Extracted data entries
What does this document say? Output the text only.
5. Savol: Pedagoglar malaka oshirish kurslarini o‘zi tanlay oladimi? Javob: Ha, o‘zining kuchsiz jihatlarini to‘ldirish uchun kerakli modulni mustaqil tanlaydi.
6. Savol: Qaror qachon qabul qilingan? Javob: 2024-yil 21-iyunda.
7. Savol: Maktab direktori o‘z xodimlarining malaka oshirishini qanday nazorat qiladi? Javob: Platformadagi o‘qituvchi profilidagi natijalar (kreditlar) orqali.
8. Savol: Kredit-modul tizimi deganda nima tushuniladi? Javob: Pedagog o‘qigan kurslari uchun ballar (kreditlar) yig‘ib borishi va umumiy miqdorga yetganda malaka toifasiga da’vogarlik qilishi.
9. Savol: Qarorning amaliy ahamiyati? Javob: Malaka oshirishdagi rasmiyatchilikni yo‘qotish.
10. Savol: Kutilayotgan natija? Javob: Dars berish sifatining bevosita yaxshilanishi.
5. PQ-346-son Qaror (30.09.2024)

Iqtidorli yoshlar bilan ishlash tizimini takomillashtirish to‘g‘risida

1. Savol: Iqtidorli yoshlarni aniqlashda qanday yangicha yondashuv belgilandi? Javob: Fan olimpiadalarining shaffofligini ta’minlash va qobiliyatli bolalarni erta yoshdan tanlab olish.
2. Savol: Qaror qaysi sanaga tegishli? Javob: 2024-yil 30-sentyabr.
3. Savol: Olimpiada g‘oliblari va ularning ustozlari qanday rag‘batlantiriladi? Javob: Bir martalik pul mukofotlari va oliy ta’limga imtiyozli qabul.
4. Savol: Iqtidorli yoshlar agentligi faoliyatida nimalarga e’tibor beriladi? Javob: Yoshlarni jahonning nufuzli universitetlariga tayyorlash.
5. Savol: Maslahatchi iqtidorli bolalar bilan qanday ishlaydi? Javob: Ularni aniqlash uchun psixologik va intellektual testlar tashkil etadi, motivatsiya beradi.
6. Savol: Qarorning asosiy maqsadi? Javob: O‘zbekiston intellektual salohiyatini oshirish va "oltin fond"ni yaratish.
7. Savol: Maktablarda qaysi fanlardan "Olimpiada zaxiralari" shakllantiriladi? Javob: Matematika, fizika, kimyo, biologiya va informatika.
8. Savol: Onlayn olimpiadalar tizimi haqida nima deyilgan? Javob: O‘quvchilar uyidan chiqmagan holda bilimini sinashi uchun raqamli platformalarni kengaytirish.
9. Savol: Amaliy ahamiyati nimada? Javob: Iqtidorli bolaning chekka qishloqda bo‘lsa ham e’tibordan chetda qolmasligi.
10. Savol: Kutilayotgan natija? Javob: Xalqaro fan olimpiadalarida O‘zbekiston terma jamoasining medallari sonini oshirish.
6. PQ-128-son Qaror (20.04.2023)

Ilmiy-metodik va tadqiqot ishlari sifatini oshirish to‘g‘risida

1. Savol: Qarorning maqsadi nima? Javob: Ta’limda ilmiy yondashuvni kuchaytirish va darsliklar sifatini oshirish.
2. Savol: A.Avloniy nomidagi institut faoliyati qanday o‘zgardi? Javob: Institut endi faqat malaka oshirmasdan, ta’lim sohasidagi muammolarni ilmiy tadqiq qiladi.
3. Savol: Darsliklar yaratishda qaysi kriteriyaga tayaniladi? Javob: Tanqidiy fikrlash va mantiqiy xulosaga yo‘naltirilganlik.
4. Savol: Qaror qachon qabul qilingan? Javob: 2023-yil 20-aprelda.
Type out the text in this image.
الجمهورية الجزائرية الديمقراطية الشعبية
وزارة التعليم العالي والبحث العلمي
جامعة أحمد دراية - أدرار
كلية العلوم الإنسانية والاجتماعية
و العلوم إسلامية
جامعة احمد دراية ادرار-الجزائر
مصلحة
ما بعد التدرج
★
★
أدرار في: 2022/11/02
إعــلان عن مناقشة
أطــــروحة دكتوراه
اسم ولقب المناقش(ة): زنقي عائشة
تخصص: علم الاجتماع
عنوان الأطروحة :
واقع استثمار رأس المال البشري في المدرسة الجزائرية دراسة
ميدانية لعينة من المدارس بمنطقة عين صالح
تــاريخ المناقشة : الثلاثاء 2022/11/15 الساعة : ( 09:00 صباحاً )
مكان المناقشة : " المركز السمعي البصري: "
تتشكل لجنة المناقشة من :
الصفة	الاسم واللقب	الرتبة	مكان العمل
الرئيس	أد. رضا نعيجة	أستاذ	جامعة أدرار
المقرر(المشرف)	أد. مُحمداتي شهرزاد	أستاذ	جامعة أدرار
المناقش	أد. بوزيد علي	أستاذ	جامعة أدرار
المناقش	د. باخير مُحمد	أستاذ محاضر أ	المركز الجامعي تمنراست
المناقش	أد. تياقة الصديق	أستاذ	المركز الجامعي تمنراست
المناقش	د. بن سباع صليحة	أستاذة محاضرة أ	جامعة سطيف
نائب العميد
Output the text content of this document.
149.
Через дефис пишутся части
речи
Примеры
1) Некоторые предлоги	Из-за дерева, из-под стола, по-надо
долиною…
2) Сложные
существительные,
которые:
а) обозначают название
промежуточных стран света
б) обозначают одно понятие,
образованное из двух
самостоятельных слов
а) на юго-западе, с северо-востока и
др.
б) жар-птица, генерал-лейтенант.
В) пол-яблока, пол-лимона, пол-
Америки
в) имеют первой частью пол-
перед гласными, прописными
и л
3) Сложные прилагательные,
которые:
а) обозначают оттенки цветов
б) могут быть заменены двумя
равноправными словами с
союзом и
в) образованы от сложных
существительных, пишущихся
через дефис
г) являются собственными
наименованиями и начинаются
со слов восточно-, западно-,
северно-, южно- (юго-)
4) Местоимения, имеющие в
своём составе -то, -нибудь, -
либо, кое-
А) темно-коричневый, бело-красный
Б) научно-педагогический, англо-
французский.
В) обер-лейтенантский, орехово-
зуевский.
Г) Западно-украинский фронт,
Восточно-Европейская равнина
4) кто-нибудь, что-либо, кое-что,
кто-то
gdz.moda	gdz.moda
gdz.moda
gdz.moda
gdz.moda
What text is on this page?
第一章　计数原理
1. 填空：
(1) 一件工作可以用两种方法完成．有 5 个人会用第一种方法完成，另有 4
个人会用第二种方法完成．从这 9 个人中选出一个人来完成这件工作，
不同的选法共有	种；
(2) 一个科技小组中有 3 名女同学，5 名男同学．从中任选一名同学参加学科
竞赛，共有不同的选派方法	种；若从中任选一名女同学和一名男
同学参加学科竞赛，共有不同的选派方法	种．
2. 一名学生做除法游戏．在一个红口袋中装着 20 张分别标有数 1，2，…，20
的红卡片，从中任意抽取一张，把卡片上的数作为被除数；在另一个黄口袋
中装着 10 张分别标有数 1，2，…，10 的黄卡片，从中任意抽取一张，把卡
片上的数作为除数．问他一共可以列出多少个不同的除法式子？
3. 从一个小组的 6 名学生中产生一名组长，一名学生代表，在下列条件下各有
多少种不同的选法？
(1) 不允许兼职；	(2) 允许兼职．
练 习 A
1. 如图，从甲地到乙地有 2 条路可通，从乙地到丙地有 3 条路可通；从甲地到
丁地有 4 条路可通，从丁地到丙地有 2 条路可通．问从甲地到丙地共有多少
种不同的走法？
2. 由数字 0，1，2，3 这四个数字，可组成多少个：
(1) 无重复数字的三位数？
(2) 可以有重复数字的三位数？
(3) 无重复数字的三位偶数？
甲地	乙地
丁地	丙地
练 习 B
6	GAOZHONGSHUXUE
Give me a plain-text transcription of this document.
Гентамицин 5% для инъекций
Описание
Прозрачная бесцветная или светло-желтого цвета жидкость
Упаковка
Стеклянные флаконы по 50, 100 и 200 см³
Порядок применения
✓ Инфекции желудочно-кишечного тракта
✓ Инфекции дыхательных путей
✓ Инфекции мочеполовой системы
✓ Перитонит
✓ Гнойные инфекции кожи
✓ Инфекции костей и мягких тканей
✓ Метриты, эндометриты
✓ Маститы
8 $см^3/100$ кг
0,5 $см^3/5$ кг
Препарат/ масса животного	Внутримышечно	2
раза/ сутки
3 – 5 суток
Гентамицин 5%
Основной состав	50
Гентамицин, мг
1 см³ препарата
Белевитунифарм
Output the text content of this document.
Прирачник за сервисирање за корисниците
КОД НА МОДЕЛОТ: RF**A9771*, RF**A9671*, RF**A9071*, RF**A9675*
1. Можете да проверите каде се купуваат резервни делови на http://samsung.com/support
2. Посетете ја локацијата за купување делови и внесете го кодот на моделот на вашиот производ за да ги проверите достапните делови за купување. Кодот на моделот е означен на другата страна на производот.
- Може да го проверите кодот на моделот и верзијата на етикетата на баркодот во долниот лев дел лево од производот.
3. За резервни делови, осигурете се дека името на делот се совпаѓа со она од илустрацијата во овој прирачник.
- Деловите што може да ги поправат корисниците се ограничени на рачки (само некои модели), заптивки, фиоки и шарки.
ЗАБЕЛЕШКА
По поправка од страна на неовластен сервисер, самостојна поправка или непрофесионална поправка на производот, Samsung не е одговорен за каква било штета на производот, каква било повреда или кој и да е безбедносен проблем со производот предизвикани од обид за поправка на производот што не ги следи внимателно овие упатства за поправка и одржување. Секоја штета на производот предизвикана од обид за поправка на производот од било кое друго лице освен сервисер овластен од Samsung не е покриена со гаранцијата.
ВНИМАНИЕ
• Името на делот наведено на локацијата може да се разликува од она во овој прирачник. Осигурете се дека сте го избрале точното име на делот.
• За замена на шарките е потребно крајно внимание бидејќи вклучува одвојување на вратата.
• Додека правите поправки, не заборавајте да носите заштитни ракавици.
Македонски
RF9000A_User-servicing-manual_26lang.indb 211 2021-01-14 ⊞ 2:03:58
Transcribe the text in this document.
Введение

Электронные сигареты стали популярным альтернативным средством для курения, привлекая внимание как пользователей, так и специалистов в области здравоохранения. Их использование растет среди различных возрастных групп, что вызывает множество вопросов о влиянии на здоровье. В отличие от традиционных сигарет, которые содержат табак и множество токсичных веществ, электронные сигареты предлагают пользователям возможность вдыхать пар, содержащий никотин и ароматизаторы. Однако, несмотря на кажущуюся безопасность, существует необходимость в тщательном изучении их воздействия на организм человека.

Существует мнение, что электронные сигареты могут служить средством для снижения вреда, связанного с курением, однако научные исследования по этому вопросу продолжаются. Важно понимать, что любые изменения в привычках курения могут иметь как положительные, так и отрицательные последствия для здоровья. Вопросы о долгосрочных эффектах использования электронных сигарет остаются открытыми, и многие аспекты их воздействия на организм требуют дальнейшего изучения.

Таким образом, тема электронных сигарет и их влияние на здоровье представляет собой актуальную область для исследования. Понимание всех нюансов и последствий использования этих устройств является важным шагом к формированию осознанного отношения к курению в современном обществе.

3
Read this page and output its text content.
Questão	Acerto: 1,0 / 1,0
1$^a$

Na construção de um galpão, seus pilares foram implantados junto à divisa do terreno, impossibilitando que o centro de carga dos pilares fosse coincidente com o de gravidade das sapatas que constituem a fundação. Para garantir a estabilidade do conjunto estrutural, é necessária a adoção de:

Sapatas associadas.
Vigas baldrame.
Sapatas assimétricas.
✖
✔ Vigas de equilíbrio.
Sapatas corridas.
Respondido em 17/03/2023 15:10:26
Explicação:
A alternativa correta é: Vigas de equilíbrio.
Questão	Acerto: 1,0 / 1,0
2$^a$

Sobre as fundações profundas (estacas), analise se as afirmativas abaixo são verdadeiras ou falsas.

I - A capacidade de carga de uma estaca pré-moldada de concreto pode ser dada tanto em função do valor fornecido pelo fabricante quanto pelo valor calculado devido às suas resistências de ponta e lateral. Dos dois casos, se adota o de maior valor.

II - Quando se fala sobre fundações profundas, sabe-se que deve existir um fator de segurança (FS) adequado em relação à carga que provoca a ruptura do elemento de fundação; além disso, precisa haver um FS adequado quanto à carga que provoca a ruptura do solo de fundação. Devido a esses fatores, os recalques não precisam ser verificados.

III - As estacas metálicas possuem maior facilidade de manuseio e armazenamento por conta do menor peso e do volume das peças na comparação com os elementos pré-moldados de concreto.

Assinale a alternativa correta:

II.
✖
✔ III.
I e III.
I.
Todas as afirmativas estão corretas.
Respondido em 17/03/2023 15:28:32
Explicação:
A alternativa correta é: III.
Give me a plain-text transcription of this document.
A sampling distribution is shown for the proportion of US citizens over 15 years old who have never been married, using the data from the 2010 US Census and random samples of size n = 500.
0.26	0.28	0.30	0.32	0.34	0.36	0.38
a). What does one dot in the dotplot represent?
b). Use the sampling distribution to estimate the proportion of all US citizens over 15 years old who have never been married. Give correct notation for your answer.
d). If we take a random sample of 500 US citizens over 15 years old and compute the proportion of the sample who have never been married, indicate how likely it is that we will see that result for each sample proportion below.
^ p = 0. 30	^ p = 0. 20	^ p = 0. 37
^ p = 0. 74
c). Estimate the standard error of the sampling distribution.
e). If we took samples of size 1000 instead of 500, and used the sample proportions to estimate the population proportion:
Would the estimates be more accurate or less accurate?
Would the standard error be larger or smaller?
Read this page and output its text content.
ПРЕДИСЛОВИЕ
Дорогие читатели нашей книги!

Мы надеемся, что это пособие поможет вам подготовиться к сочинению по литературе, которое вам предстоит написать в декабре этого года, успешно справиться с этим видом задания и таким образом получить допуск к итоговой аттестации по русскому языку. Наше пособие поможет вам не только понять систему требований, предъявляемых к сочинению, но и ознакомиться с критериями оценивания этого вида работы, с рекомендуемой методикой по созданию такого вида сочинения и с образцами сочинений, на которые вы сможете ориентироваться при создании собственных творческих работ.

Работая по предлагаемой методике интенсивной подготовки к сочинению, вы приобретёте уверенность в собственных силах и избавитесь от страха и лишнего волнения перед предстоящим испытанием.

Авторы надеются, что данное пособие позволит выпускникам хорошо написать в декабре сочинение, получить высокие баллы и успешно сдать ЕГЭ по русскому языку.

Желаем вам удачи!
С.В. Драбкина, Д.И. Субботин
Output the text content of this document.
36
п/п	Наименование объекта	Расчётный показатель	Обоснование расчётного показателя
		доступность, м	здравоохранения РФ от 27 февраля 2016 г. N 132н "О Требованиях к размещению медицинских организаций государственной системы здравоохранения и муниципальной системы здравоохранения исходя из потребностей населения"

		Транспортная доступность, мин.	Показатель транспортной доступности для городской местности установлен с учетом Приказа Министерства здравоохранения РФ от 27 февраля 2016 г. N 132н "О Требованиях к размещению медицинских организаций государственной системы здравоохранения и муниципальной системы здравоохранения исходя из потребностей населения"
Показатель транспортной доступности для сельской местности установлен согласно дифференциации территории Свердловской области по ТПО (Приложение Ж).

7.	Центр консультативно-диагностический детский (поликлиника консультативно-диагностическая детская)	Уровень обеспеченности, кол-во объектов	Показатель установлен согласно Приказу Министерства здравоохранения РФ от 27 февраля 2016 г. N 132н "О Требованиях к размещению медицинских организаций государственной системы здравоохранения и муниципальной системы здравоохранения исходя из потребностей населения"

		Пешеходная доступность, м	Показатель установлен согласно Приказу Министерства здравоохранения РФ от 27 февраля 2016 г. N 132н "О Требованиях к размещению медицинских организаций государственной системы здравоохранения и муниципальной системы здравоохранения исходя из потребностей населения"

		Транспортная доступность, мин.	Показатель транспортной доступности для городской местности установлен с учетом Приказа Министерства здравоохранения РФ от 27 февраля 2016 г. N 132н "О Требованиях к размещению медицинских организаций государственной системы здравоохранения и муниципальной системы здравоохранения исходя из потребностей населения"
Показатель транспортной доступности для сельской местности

**GIVEN TASK**: Of all the lines in the listing above, how many contain the word "кодот"? Answer with the number alone.

**RESPONSE FOR THIS EXERCISE**: 2